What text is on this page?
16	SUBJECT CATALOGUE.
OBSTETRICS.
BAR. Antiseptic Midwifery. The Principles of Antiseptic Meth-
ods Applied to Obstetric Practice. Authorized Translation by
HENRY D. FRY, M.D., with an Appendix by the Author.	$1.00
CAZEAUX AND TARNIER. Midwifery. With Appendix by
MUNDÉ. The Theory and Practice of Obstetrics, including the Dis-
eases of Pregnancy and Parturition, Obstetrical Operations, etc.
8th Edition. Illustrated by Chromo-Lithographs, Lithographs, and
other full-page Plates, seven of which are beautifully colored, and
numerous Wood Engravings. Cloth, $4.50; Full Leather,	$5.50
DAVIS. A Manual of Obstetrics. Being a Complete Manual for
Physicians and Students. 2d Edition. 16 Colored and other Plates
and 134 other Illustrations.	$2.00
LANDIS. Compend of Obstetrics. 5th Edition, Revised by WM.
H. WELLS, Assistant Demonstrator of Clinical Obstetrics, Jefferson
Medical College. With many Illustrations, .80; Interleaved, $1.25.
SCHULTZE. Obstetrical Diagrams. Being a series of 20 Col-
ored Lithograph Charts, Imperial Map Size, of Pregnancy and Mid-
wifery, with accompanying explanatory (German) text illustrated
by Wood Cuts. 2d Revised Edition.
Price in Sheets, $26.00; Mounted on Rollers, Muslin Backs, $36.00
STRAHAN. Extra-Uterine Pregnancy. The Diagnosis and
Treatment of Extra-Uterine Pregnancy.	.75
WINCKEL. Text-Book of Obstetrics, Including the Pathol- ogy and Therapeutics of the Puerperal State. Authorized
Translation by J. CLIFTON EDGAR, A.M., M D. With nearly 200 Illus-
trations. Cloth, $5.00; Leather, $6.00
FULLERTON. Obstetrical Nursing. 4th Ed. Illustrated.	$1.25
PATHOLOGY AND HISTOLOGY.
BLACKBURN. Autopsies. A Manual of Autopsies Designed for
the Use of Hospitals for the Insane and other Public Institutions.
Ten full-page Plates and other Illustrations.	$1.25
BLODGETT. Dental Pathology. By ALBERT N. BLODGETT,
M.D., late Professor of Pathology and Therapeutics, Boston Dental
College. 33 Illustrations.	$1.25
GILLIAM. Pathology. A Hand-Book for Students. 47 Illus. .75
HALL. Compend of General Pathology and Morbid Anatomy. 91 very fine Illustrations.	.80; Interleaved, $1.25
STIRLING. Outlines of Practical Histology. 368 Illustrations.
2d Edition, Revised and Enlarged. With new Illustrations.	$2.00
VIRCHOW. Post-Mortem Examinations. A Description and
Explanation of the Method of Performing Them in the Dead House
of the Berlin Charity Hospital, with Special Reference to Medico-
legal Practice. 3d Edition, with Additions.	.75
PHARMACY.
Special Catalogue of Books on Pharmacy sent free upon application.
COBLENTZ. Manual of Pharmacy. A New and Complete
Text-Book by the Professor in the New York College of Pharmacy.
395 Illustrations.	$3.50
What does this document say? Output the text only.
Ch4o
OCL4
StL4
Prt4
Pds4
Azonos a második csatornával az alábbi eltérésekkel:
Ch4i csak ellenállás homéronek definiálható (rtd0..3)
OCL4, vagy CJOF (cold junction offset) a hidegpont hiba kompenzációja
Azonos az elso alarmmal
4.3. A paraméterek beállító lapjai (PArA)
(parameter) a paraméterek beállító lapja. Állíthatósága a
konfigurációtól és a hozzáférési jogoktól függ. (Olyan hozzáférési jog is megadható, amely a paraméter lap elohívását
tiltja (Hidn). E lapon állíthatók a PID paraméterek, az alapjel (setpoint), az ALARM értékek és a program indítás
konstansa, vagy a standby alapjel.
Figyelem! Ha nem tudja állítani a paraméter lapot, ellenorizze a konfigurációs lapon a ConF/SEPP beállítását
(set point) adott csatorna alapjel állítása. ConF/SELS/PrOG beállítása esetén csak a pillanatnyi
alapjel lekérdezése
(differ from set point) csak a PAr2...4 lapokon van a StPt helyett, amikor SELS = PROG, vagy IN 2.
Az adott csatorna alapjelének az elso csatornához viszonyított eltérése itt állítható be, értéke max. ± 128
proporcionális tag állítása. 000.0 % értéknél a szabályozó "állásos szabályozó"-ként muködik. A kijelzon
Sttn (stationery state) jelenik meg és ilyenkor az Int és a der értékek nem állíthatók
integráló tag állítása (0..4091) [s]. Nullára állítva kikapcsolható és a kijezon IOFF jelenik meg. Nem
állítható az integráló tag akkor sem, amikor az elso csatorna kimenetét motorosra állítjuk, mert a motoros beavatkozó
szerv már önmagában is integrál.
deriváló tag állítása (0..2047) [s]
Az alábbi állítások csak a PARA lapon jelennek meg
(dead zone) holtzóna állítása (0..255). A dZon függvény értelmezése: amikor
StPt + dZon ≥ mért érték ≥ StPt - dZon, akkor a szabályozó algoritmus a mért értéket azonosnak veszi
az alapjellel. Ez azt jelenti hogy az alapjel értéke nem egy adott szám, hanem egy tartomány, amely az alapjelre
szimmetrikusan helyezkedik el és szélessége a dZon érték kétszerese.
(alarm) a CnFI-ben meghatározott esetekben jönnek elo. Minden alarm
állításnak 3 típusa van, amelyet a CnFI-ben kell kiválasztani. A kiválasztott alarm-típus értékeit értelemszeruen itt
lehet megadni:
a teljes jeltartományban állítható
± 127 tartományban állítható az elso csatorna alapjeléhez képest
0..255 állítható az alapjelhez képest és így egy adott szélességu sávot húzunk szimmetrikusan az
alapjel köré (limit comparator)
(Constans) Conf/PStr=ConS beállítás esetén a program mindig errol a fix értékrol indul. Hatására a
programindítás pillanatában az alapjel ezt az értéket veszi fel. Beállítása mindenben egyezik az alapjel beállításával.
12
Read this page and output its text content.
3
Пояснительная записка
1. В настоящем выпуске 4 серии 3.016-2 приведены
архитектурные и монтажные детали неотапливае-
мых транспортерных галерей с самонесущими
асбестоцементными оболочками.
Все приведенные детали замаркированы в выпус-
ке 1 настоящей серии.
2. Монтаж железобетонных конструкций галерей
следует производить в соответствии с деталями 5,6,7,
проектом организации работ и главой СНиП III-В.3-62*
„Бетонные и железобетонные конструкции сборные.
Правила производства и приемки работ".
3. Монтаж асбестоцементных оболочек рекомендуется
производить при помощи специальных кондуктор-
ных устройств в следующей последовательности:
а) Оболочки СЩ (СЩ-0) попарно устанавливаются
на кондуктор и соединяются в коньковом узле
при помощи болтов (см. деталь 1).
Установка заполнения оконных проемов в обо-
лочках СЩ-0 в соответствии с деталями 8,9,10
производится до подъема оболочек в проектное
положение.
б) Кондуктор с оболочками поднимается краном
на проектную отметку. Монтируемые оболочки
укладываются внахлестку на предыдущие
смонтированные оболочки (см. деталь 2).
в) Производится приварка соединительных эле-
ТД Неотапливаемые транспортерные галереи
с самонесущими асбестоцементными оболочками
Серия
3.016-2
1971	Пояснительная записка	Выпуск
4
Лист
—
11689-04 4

Problem description: Reproduce only the lines from the line containing "Read this page and output its text content." to the last line of the material above, both of those lines included.

Response to the exercise:
Read this page and output its text content.
3
Пояснительная записка
1. В настоящем выпуске 4 серии 3.016-2 приведены
архитектурные и монтажные детали неотапливае-
мых транспортерных галерей с самонесущими
асбестоцементными оболочками.
Все приведенные детали замаркированы в выпус-
ке 1 настоящей серии.
2. Монтаж железобетонных конструкций галерей
следует производить в соответствии с деталями 5,6,7,
проектом организации работ и главой СНиП III-В.3-62*
„Бетонные и железобетонные конструкции сборные.
Правила производства и приемки работ".
3. Монтаж асбестоцементных оболочек рекомендуется
производить при помощи специальных кондуктор-
ных устройств в следующей последовательности:
а) Оболочки СЩ (СЩ-0) попарно устанавливаются
на кондуктор и соединяются в коньковом узле
при помощи болтов (см. деталь 1).
Установка заполнения оконных проемов в обо-
лочках СЩ-0 в соответствии с деталями 8,9,10
производится до подъема оболочек в проектное
положение.
б) Кондуктор с оболочками поднимается краном
на проектную отметку. Монтируемые оболочки
укладываются внахлестку на предыдущие
смонтированные оболочки (см. деталь 2).
в) Производится приварка соединительных эле-
ТД Неотапливаемые транспортерные галереи
с самонесущими асбестоцементными оболочками
Серия
3.016-2
1971	Пояснительная записка	Выпуск
4
Лист
—
11689-04 4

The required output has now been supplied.